> _Task details_
Which lines below hold the word "JSON"? Report each one.

Records from a data collection:

^^^^

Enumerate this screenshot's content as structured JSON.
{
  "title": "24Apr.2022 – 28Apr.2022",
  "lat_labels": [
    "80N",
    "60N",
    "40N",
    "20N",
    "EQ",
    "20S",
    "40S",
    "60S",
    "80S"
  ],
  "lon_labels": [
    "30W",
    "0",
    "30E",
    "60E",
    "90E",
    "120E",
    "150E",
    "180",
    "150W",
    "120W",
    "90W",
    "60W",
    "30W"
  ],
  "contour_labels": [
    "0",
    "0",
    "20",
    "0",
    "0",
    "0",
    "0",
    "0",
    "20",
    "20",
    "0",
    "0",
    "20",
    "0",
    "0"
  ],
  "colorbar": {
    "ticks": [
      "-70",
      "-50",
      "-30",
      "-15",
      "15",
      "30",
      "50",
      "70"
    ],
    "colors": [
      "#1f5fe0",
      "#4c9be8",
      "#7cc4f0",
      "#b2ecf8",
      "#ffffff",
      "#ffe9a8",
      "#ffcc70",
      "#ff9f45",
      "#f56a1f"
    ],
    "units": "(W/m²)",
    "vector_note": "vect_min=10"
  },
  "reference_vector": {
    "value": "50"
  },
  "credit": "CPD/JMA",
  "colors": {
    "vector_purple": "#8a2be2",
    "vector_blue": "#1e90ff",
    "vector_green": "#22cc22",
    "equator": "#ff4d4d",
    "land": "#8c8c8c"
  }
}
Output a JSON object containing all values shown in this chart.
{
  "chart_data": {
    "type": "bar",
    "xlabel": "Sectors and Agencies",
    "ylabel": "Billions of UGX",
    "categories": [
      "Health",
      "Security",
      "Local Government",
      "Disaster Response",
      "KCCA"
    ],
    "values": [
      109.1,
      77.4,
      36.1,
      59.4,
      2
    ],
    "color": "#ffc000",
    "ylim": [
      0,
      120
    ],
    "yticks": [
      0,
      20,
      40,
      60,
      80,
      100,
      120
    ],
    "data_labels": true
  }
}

^^^^

> _Task output_
Enumerate this screenshot's content as structured JSON.
Output a JSON object containing all values shown in this chart.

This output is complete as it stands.